Task details: Write out each entry again. Keep every word exactly as it is.
--- Start Extracted information ---
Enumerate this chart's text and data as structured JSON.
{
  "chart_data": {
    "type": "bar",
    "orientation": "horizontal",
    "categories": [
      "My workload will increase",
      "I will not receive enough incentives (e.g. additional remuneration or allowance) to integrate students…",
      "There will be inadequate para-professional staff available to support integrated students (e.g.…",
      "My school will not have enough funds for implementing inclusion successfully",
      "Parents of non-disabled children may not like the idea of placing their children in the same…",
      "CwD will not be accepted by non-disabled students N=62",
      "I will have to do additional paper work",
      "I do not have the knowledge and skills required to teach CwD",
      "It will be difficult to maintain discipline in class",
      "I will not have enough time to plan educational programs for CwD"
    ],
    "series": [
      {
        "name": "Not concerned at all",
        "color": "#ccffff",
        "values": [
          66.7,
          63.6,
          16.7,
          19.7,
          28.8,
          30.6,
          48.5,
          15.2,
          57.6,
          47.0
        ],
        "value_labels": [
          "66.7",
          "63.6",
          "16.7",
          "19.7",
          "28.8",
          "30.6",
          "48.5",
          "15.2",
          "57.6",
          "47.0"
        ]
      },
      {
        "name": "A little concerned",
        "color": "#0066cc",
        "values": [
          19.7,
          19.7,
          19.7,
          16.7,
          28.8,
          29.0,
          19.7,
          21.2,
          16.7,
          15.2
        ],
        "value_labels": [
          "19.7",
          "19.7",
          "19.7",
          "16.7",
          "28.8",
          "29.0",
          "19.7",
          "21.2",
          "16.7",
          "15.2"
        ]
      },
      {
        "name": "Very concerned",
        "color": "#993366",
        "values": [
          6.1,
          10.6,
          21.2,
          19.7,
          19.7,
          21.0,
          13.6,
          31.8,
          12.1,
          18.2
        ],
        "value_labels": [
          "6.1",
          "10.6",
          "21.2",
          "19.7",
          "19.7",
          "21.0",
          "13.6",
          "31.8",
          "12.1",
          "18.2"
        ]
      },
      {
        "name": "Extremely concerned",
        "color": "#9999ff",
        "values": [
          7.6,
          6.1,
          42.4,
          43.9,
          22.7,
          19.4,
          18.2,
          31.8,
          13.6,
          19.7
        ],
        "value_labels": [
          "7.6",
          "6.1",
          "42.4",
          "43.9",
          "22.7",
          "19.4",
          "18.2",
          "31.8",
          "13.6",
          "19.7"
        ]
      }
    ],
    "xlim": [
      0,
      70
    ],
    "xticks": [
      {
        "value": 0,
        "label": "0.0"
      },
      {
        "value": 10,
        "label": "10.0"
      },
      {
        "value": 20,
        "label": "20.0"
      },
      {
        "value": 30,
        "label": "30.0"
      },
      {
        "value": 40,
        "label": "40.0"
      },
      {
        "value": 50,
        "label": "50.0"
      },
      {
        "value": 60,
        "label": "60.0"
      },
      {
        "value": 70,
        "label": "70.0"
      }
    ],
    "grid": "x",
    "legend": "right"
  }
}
--- End Extracted information ---
Exercise response:
Enumerate this chart's text and data as structured JSON.
{
  "chart_data": {
    "type": "bar",
    "orientation": "horizontal",
    "categories": [
      "My workload will increase",
      "I will not receive enough incentives (e.g. additional remuneration or allowance) to integrate students…",
      "There will be inadequate para-professional staff available to support integrated students (e.g.…",
      "My school will not have enough funds for implementing inclusion successfully",
      "Parents of non-disabled children may not like the idea of placing their children in the same…",
      "CwD will not be accepted by non-disabled students N=62",
      "I will have to do additional paper work",
      "I do not have the knowledge and skills required to teach CwD",
      "It will be difficult to maintain discipline in class",
      "I will not have enough time to plan educational programs for CwD"
    ],
    "series": [
      {
        "name": "Not concerned at all",
        "color": "#ccffff",
        "values": [
          66.7,
          63.6,
          16.7,
          19.7,
          28.8,
          30.6,
          48.5,
          15.2,
          57.6,
          47.0
        ],
        "value_labels": [
          "66.7",
          "63.6",
          "16.7",
          "19.7",
          "28.8",
          "30.6",
          "48.5",
          "15.2",
          "57.6",
          "47.0"
        ]
      },
      {
        "name": "A little concerned",
        "color": "#0066cc",
        "values": [
          19.7,
          19.7,
          19.7,
          16.7,
          28.8,
          29.0,
          19.7,
          21.2,
          16.7,
          15.2
        ],
        "value_labels": [
          "19.7",
          "19.7",
          "19.7",
          "16.7",
          "28.8",
          "29.0",
          "19.7",
          "21.2",
          "16.7",
          "15.2"
        ]
      },
      {
        "name": "Very concerned",
        "color": "#993366",
        "values": [
          6.1,
          10.6,
          21.2,
          19.7,
          19.7,
          21.0,
          13.6,
          31.8,
          12.1,
          18.2
        ],
        "value_labels": [
          "6.1",
          "10.6",
          "21.2",
          "19.7",
          "19.7",
          "21.0",
          "13.6",
          "31.8",
          "12.1",
          "18.2"
        ]
      },
      {
        "name": "Extremely concerned",
        "color": "#9999ff",
        "values": [
          7.6,
          6.1,
          42.4,
          43.9,
          22.7,
          19.4,
          18.2,
          31.8,
          13.6,
          19.7
        ],
        "value_labels": [
          "7.6",
          "6.1",
          "42.4",
          "43.9",
          "22.7",
          "19.4",
          "18.2",
          "31.8",
          "13.6",
          "19.7"
        ]
      }
    ],
    "xlim": [
      0,
      70
    ],
    "xticks": [
      {
        "value": 0,
        "label": "0.0"
      },
      {
        "value": 10,
        "label": "10.0"
      },
      {
        "value": 20,
        "label": "20.0"
      },
      {
        "value": 30,
        "label": "30.0"
      },
      {
        "value": 40,
        "label": "40.0"
      },
      {
        "value": 50,
        "label": "50.0"
      },
      {
        "value": 60,
        "label": "60.0"
      },
      {
        "value": 70,
        "label": "70.0"
      }
    ],
    "grid": "x",
    "legend": "right"
  }
}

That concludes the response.